■ **DOCUMENT EXCERPT**
▼

Fixed wrong affiliation for autodetected users

Also:
* Refactored record processor tests
* Fixed logic of user profile update
* Introduced --force-update option to read default data forcibly

Resolves bug 1215128

Change-Id: I701ec0c5583885daa5480b18cce8f31b82f6a6b4
This commit is contained in:
Ilya Shakhat 2013-08-29 16:52:37 +04:00
parent 044d4f8f61
commit c6d8118d43
8 changed files with 279 additions and 174 deletions

View File

@ -190,7 +190,7 @@ def is_project_type_valid(project_type):
def get_user_from_runtime_storage(user_id):
runtime_storage_inst = get_vault()['runtime_storage']
return runtime_storage_inst.get_by_key('user:%s' % user_id)
return utils.load_user(runtime_storage_inst, user_id)
# Utils ---------

View File

@ -28,3 +28,6 @@
# SSH username for gerrit review system access
# ssh_username = user
# Forcibly read default data and update records
# force_update = False

View File

@ -37,4 +37,6 @@ OPTS = [
help='SSH key for gerrit review system access'),
cfg.StrOpt('ssh-username', default='user',
help='SSH username for gerrit review system access'),
cfg.BoolOpt('force-update', default=False,
help='Forcibly read default data and update records'),
]

View File

@ -21,6 +21,7 @@ from github import MainClass
from stackalytics.openstack.common import log as logging
from stackalytics.processor import normalizer
from stackalytics.processor import record_processor
from stackalytics.processor import utils
from stackalytics.processor import vcs
LOG = logging.getLogger(__name__)
@ -84,7 +85,7 @@ def _retrieve_project_list(runtime_storage_inst, project_sources):
def _process_users(runtime_storage_inst, users):
users_index = {}
for user in users:
runtime_storage_inst.set_by_key('user:%s' % user['user_id'], user)
utils.store_user(runtime_storage_inst, user)
if 'user_id' in user:
users_index[user['user_id']] = user
if 'launchpad_id' in user:
@ -119,15 +120,17 @@ def _update_default_data(runtime_storage_inst, default_data):
runtime_storage_inst.set_by_key(key, default_data[key])
def process(runtime_storage_inst, default_data, sources_root):
def process(runtime_storage_inst, default_data, sources_root, force_update):
LOG.debug('Process default data')
normalizer.normalize_default_data(default_data)
if _check_default_data_change(runtime_storage_inst, default_data):
if (_check_default_data_change(runtime_storage_inst, default_data) or
force_update):
_update_default_data(runtime_storage_inst, default_data)
LOG.debug('Gather release index for all repos')

▲

■ **STATED PROBLEM A**
Write out the part of the commit diff that opens with the words "utils.store_user(runtime_storage_inst, user)" and closes with "runtime_storage_inst.set_by_key(key, default_data[key])".

Data entries:

▼

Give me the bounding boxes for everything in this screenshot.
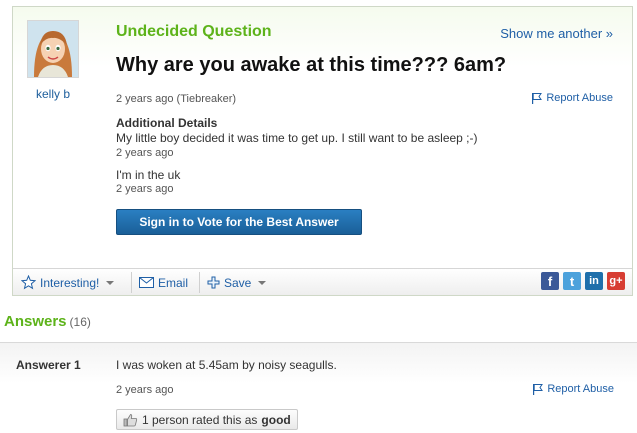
answer-meta: 2 years ago bbox=[116, 384, 174, 396]
interesting-label: Interesting! bbox=[40, 275, 100, 290]
avatar[interactable] bbox=[27, 20, 79, 78]
plus-icon bbox=[207, 276, 220, 289]
flag-icon bbox=[532, 92, 543, 104]
email-label: Email bbox=[158, 275, 189, 290]
question-toolbar: Interesting! Email Save f t in g+ bbox=[13, 268, 632, 295]
report-abuse-label: Report Abuse bbox=[546, 92, 613, 104]
linkedin-icon[interactable]: in bbox=[585, 272, 603, 290]
answers-count: (16) bbox=[69, 315, 91, 329]
report-abuse-link[interactable]: Report Abuse bbox=[532, 383, 614, 395]
additional-details-heading: Additional Details bbox=[116, 116, 218, 130]
report-abuse-label: Report Abuse bbox=[547, 383, 614, 395]
user-name[interactable]: kelly b bbox=[13, 87, 93, 101]
rating-prefix: 1 person rated this as bbox=[142, 412, 258, 427]
save-button[interactable]: Save bbox=[207, 273, 267, 292]
interesting-button[interactable]: Interesting! bbox=[21, 273, 115, 292]
detail-meta: 2 years ago bbox=[116, 147, 174, 159]
star-icon bbox=[21, 275, 36, 290]
toolbar-divider bbox=[199, 272, 200, 293]
envelope-icon bbox=[139, 277, 154, 288]
question-title: Why are you awake at this time??? 6am? bbox=[116, 54, 507, 76]
thumbs-up-icon bbox=[123, 413, 138, 426]
answerer-name[interactable]: Answerer 1 bbox=[16, 358, 81, 372]
answer-text: I was woken at 5.45am by noisy seagulls. bbox=[116, 358, 337, 372]
flag-icon bbox=[533, 383, 544, 395]
question-card: kelly b Undecided Question Show me anoth… bbox=[12, 6, 633, 296]
answers-heading: Answers (16) bbox=[4, 313, 91, 330]
answer-item: Answerer 1 I was woken at 5.45am by nois… bbox=[0, 342, 637, 433]
save-label: Save bbox=[224, 275, 252, 290]
rating-button[interactable]: 1 person rated this as good bbox=[116, 409, 298, 430]
sign-in-vote-button[interactable]: Sign in to Vote for the Best Answer bbox=[116, 209, 362, 235]
chevron-down-icon bbox=[258, 280, 267, 285]
toolbar-divider bbox=[131, 272, 132, 293]
rating-value: good bbox=[261, 412, 291, 427]
detail-meta: 2 years ago bbox=[116, 183, 174, 195]
question-type-label: Undecided Question bbox=[116, 23, 272, 40]
detail-text: I'm in the uk bbox=[116, 168, 181, 182]
question-meta: 2 years ago (Tiebreaker) bbox=[116, 93, 237, 105]
chevron-down-icon bbox=[106, 280, 115, 285]
report-abuse-link[interactable]: Report Abuse bbox=[531, 92, 613, 104]
show-another-link[interactable]: Show me another » bbox=[500, 26, 613, 41]
twitter-icon[interactable]: t bbox=[563, 272, 581, 290]
facebook-icon[interactable]: f bbox=[541, 272, 559, 290]
answers-title: Answers bbox=[4, 313, 67, 330]
email-button[interactable]: Email bbox=[139, 273, 188, 292]
detail-text: My little boy decided it was time to get… bbox=[116, 131, 478, 145]
avatar-image bbox=[28, 21, 78, 77]
google-plus-icon[interactable]: g+ bbox=[607, 272, 625, 290]
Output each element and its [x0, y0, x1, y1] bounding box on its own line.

▲

■ **STATED PROBLEM B**
Convert the entries, from the line containing "answer-meta: 2 years" through the line containing "rating-button[interactable]: 1 person", into a Markdown table with the columns Index and Entry. Give each line its running row number in Index and the line itself in Entry, and omit blank lines.

■ **TASK ANSWER A**
utils.store_user(runtime_storage_inst, user)
if 'user_id' in user:
users_index[user['user_id']] = user
if 'launchpad_id' in user:
@ -119,15 +120,17 @@ def _update_default_data(runtime_storage_inst, default_data):
runtime_storage_inst.set_by_key(key, default_data[key])

■ **TASK ANSWER B**
| Index | Entry |
|---|---|
| 1 | answer-meta: 2 years ago bbox=[116, 384, 174, 396] |
| 2 | interesting-label: Interesting! bbox=[40, 275, 100, 290] |
| 3 | avatar[interactable] bbox=[27, 20, 79, 78] |
| 4 | plus-icon bbox=[207, 276, 220, 289] |
| 5 | flag-icon bbox=[532, 92, 543, 104] |
| 6 | email-label: Email bbox=[158, 275, 189, 290] |
| 7 | question-toolbar: Interesting! Email Save f t in g+ bbox=[13, 268, 632, 295] |
| 8 | report-abuse-label: Report Abuse bbox=[546, 92, 613, 104] |
| 9 | linkedin-icon[interactable]: in bbox=[585, 272, 603, 290] |
| 10 | answers-count: (16) bbox=[69, 315, 91, 329] |
| 11 | report-abuse-link[interactable]: Report Abuse bbox=[532, 383, 614, 395] |
| 12 | additional-details-heading: Additional Details bbox=[116, 116, 218, 130] |
| 13 | report-abuse-label: Report Abuse bbox=[547, 383, 614, 395] |
| 14 | user-name[interactable]: kelly b bbox=[13, 87, 93, 101] |
| 15 | rating-prefix: 1 person rated this as bbox=[142, 412, 258, 427] |
| 16 | save-button[interactable]: Save bbox=[207, 273, 267, 292] |
| 17 | interesting-button[interactable]: Interesting! bbox=[21, 273, 115, 292] |
| 18 | detail-meta: 2 years ago bbox=[116, 147, 174, 159] |
| 19 | star-icon bbox=[21, 275, 36, 290] |
| 20 | toolbar-divider bbox=[199, 272, 200, 293] |
| 21 | envelope-icon bbox=[139, 277, 154, 288] |
| 22 | question-title: Why are you awake at this time??? 6am? bbox=[116, 54, 507, 76] |
| 23 | thumbs-up-icon bbox=[123, 413, 138, 426] |
| 24 | answerer-name[interactable]: Answerer 1 bbox=[16, 358, 81, 372] |
| 25 | answer-text: I was woken at 5.45am by noisy seagulls. bbox=[116, 358, 337, 372] |
| 26 | flag-icon bbox=[533, 383, 544, 395] |
| 27 | question-card: kelly b Undecided Question Show me anoth… bbox=[12, 6, 633, 296] |
| 28 | answers-heading: Answers (16) bbox=[4, 313, 91, 330] |
| 29 | answer-item: Answerer 1 I was woken at 5.45am by nois… bbox=[0, 342, 637, 433] |
| 30 | save-label: Save bbox=[224, 275, 252, 290] |
| 31 | rating-button[interactable]: 1 person rated this as good bbox=[116, 409, 298, 430] |